◆ OBJECTIVE
Collect every line in the records below that contains the word "this".

A block of data:
-- START --

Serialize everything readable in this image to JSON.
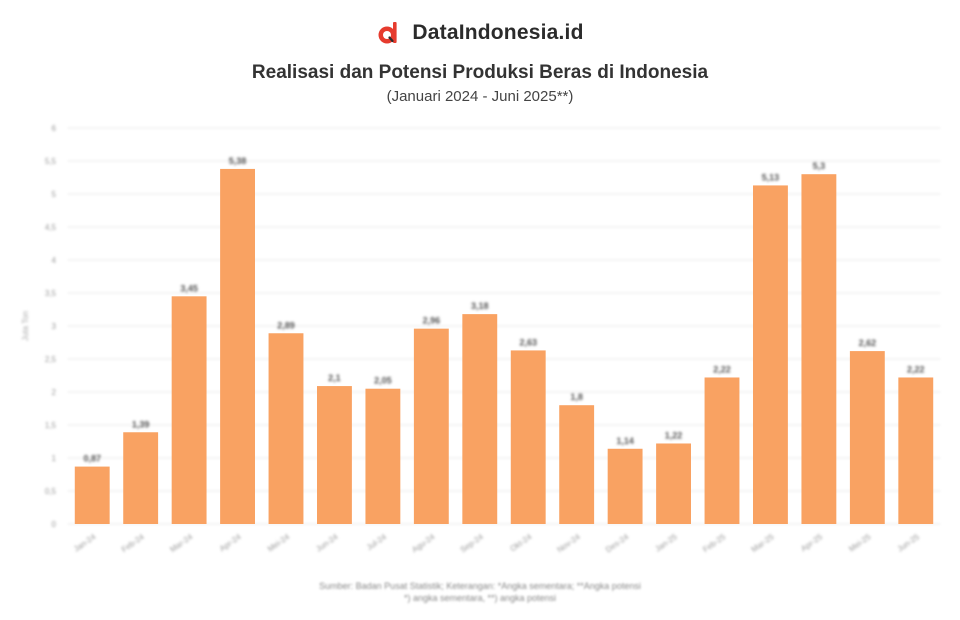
{
  "brand": {
    "name": "DataIndonesia.id",
    "logo_icon": "brand-d-logo-icon",
    "logo_color": "#e63b2e"
  },
  "header": {
    "title": "Realisasi dan Potensi Produksi Beras di Indonesia",
    "subtitle": "(Januari 2024 - Juni 2025**)"
  },
  "footer": {
    "source": "Sumber: Badan Pusat Statistik; Keterangan: *Angka sementara; **Angka potensi",
    "note": "*) angka sementara, **) angka potensi"
  },
  "chart_data": {
    "type": "bar",
    "categories": [
      "Jan-24",
      "Feb-24",
      "Mar-24",
      "Apr-24",
      "Mei-24",
      "Jun-24",
      "Jul-24",
      "Agu-24",
      "Sep-24",
      "Okt-24",
      "Nov-24",
      "Des-24",
      "Jan-25",
      "Feb-25",
      "Mar-25",
      "Apr-25",
      "Mei-25",
      "Jun-25"
    ],
    "values": [
      0.87,
      1.39,
      3.45,
      5.38,
      2.89,
      2.09,
      2.05,
      2.96,
      3.18,
      2.63,
      1.8,
      1.14,
      1.22,
      2.22,
      5.13,
      5.3,
      2.62,
      2.22
    ],
    "data_labels": [
      "0,87",
      "1,39",
      "3,45",
      "5,38",
      "2,89",
      "2,1",
      "2,05",
      "2,96",
      "3,18",
      "2,63",
      "1,8",
      "1,14",
      "1,22",
      "2,22",
      "5,13",
      "5,3",
      "2,62",
      "2,22"
    ],
    "ylim": [
      0,
      6
    ],
    "yticks": [
      0,
      0.5,
      1,
      1.5,
      2,
      2.5,
      3,
      3.5,
      4,
      4.5,
      5,
      5.5,
      6
    ],
    "ytick_labels": [
      "0",
      "0,5",
      "1",
      "1,5",
      "2",
      "2,5",
      "3",
      "3,5",
      "4",
      "4,5",
      "5",
      "5,5",
      "6"
    ],
    "ylabel": "Juta Ton",
    "xlabel": "",
    "grid": true,
    "bar_color": "#f9a262",
    "label_color": "#555555"
  }
}
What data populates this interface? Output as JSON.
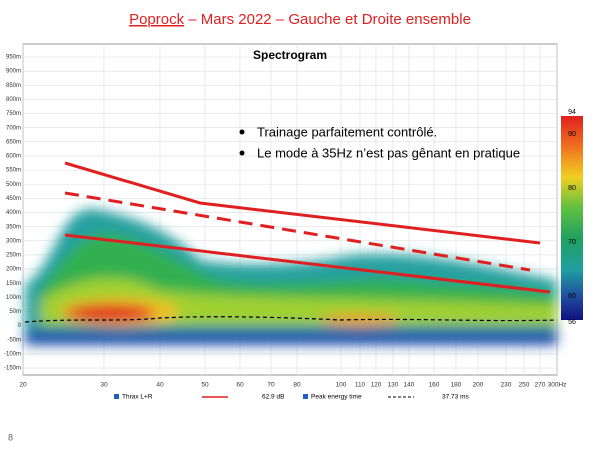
{
  "header": {
    "title_link": "Poprock",
    "title_rest": " – Mars 2022 – Gauche et Droite ensemble"
  },
  "plot": {
    "title": "Spectrogram",
    "y_labels": [
      "950m",
      "900m",
      "850m",
      "800m",
      "750m",
      "700m",
      "650m",
      "600m",
      "550m",
      "500m",
      "450m",
      "400m",
      "350m",
      "300m",
      "250m",
      "200m",
      "150m",
      "100m",
      "50m",
      "0",
      "-50m",
      "-100m",
      "-150m"
    ],
    "x_labels": [
      "20",
      "30",
      "40",
      "50",
      "60",
      "70",
      "80",
      "100",
      "110",
      "120",
      "130",
      "140",
      "160",
      "180",
      "200",
      "230",
      "250",
      "270",
      "300Hz"
    ],
    "colorbar_labels": [
      "94",
      "90",
      "80",
      "70",
      "60",
      "56"
    ],
    "legend": [
      "Thrax L+R",
      "62.9 dB",
      "Peak energy time",
      "37.73 ms"
    ]
  },
  "bullets": [
    "Trainage parfaitement contrôlé.",
    "Le mode à 35Hz n’est pas gênant en pratique"
  ],
  "footer": {
    "page": "8"
  }
}
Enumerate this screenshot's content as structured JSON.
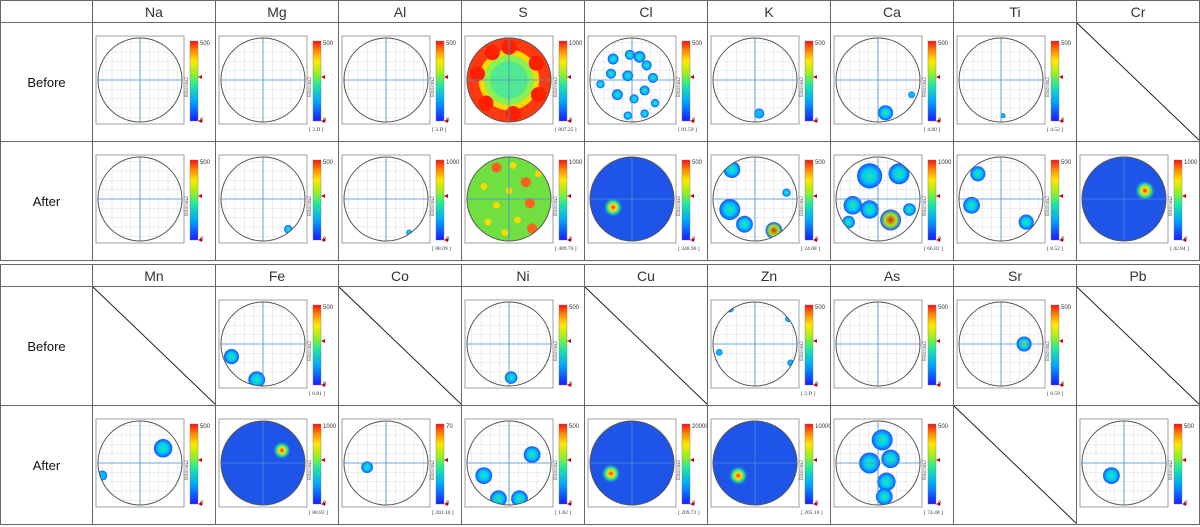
{
  "table1": {
    "elements": [
      "Na",
      "Mg",
      "Al",
      "S",
      "Cl",
      "K",
      "Ca",
      "Ti",
      "Cr"
    ],
    "rows": [
      {
        "label": "Before",
        "cells": [
          {
            "max": "500",
            "val": "",
            "blobs": []
          },
          {
            "max": "500",
            "val": "[ 3.D ]",
            "blobs": []
          },
          {
            "max": "500",
            "val": "[ 3.D ]",
            "blobs": []
          },
          {
            "max": "1000",
            "val": "[ 807.25 ]",
            "blobs": "sulfur"
          },
          {
            "max": "500",
            "val": "[ 81.59 ]",
            "blobs": [
              [
                0.18,
                -0.55,
                0.14,
                0.3
              ],
              [
                -0.05,
                -0.6,
                0.12,
                0.3
              ],
              [
                0.35,
                -0.35,
                0.12,
                0.3
              ],
              [
                -0.45,
                -0.5,
                0.13,
                0.3
              ],
              [
                -0.5,
                -0.15,
                0.12,
                0.3
              ],
              [
                -0.1,
                -0.1,
                0.13,
                0.3
              ],
              [
                0.5,
                -0.05,
                0.12,
                0.3
              ],
              [
                -0.35,
                0.35,
                0.13,
                0.3
              ],
              [
                0.3,
                0.25,
                0.12,
                0.3
              ],
              [
                0.05,
                0.45,
                0.11,
                0.3
              ],
              [
                -0.1,
                0.85,
                0.1,
                0.3
              ],
              [
                0.3,
                0.8,
                0.1,
                0.3
              ],
              [
                0.55,
                0.55,
                0.1,
                0.3
              ],
              [
                -0.75,
                0.1,
                0.1,
                0.3
              ]
            ]
          },
          {
            "max": "500",
            "val": "",
            "blobs": [
              [
                0.1,
                0.8,
                0.12,
                0.25
              ]
            ]
          },
          {
            "max": "500",
            "val": "[ 4.80 ]",
            "blobs": [
              [
                0.18,
                0.78,
                0.18,
                0.28
              ],
              [
                0.8,
                0.35,
                0.08,
                0.25
              ]
            ]
          },
          {
            "max": "500",
            "val": "[ 4.52 ]",
            "blobs": [
              [
                0.05,
                0.85,
                0.06,
                0.2
              ]
            ]
          },
          "none"
        ]
      },
      {
        "label": "After",
        "cells": [
          {
            "max": "500",
            "val": "",
            "blobs": []
          },
          {
            "max": "500",
            "val": "",
            "blobs": [
              [
                0.6,
                0.72,
                0.1,
                0.35
              ]
            ]
          },
          {
            "max": "1000",
            "val": "[ 88.09 ]",
            "blobs": [
              [
                0.55,
                0.8,
                0.07,
                0.35
              ]
            ]
          },
          {
            "max": "1000",
            "val": "[ 489.70 ]",
            "blobs": "sulfur2"
          },
          {
            "max": "500",
            "val": "[ 348.96 ]",
            "blobs": "full",
            "hot": [
              [
                -0.45,
                0.2,
                0.15,
                1.0
              ]
            ]
          },
          {
            "max": "500",
            "val": "[ 24.08 ]",
            "blobs": [
              [
                -0.55,
                -0.7,
                0.2,
                0.35
              ],
              [
                -0.6,
                0.25,
                0.25,
                0.4
              ],
              [
                -0.25,
                0.6,
                0.2,
                0.35
              ],
              [
                0.45,
                0.75,
                0.2,
                0.9
              ],
              [
                0.75,
                -0.15,
                0.1,
                0.3
              ]
            ]
          },
          {
            "max": "1000",
            "val": "[ 66.82 ]",
            "blobs": [
              [
                -0.2,
                -0.55,
                0.3,
                0.4
              ],
              [
                0.5,
                -0.6,
                0.25,
                0.35
              ],
              [
                -0.6,
                0.15,
                0.22,
                0.4
              ],
              [
                -0.2,
                0.25,
                0.22,
                0.45
              ],
              [
                0.3,
                0.5,
                0.25,
                1.0
              ],
              [
                0.75,
                0.25,
                0.15,
                0.35
              ],
              [
                -0.7,
                0.55,
                0.15,
                0.35
              ]
            ]
          },
          {
            "max": "500",
            "val": "[ 8.52 ]",
            "blobs": [
              [
                -0.55,
                -0.6,
                0.18,
                0.35
              ],
              [
                -0.7,
                0.15,
                0.2,
                0.35
              ],
              [
                0.6,
                0.55,
                0.18,
                0.3
              ]
            ]
          },
          {
            "max": "1000",
            "val": "[ 42.84 ]",
            "blobs": "full",
            "hot": [
              [
                0.5,
                -0.2,
                0.16,
                1.0
              ]
            ]
          }
        ]
      }
    ]
  },
  "table2": {
    "elements": [
      "Mn",
      "Fe",
      "Co",
      "Ni",
      "Cu",
      "Zn",
      "As",
      "Sr",
      "Pb"
    ],
    "rows": [
      {
        "label": "Before",
        "cells": [
          "none",
          {
            "max": "500",
            "val": "[ 0.81 ]",
            "blobs": [
              [
                -0.75,
                0.3,
                0.18,
                0.3
              ],
              [
                -0.15,
                0.85,
                0.2,
                0.3
              ]
            ]
          },
          "none",
          {
            "max": "500",
            "val": "",
            "blobs": [
              [
                0.05,
                0.8,
                0.15,
                0.3
              ]
            ]
          },
          "none",
          {
            "max": "500",
            "val": "[ 2.D ]",
            "blobs": [
              [
                -0.6,
                -0.85,
                0.1,
                0.25
              ],
              [
                0.8,
                -0.6,
                0.08,
                0.25
              ],
              [
                -0.85,
                0.2,
                0.08,
                0.25
              ],
              [
                0.85,
                0.45,
                0.08,
                0.25
              ]
            ]
          },
          {
            "max": "500",
            "val": "",
            "blobs": []
          },
          {
            "max": "500",
            "val": "[ 6.59 ]",
            "blobs": [
              [
                0.55,
                0.0,
                0.18,
                0.55
              ]
            ]
          },
          "none"
        ]
      },
      {
        "label": "After",
        "cells": [
          {
            "max": "500",
            "val": "",
            "blobs": [
              [
                0.55,
                -0.35,
                0.22,
                0.3
              ],
              [
                -0.9,
                0.3,
                0.12,
                0.25
              ]
            ]
          },
          {
            "max": "1000",
            "val": "[ 88.82 ]",
            "blobs": "full",
            "hot": [
              [
                0.45,
                -0.3,
                0.14,
                1.0
              ]
            ]
          },
          {
            "max": "70",
            "val": "[ 203.10 ]",
            "blobs": [
              [
                -0.45,
                0.1,
                0.14,
                0.3
              ]
            ]
          },
          {
            "max": "500",
            "val": "[ 1.82 ]",
            "blobs": [
              [
                -0.6,
                0.3,
                0.2,
                0.3
              ],
              [
                0.55,
                -0.2,
                0.2,
                0.3
              ],
              [
                -0.25,
                0.85,
                0.2,
                0.3
              ],
              [
                0.25,
                0.85,
                0.2,
                0.3
              ]
            ]
          },
          {
            "max": "20000",
            "val": "[ 209.72 ]",
            "blobs": "full",
            "hot": [
              [
                -0.5,
                0.25,
                0.15,
                1.0
              ]
            ]
          },
          {
            "max": "10000",
            "val": "[ 205.10 ]",
            "blobs": "full",
            "hot": [
              [
                -0.4,
                0.3,
                0.15,
                1.0
              ]
            ]
          },
          {
            "max": "500",
            "val": "[ 74.48 ]",
            "blobs": [
              [
                0.1,
                -0.55,
                0.25,
                0.35
              ],
              [
                0.3,
                -0.1,
                0.22,
                0.4
              ],
              [
                -0.2,
                0.0,
                0.25,
                0.45
              ],
              [
                0.2,
                0.45,
                0.22,
                0.4
              ],
              [
                0.15,
                0.8,
                0.2,
                0.35
              ]
            ]
          },
          "none",
          {
            "max": "500",
            "val": "",
            "blobs": [
              [
                -0.3,
                0.3,
                0.2,
                0.35
              ]
            ]
          }
        ]
      }
    ]
  },
  "colorbar_unit": "E04/cm2"
}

-- END --

◆ EXPECTED ANSWER
Serialize everything readable in this image to JSON.
What data populates this interface? Output as JSON.
Enumerate this screenshot's content as structured JSON.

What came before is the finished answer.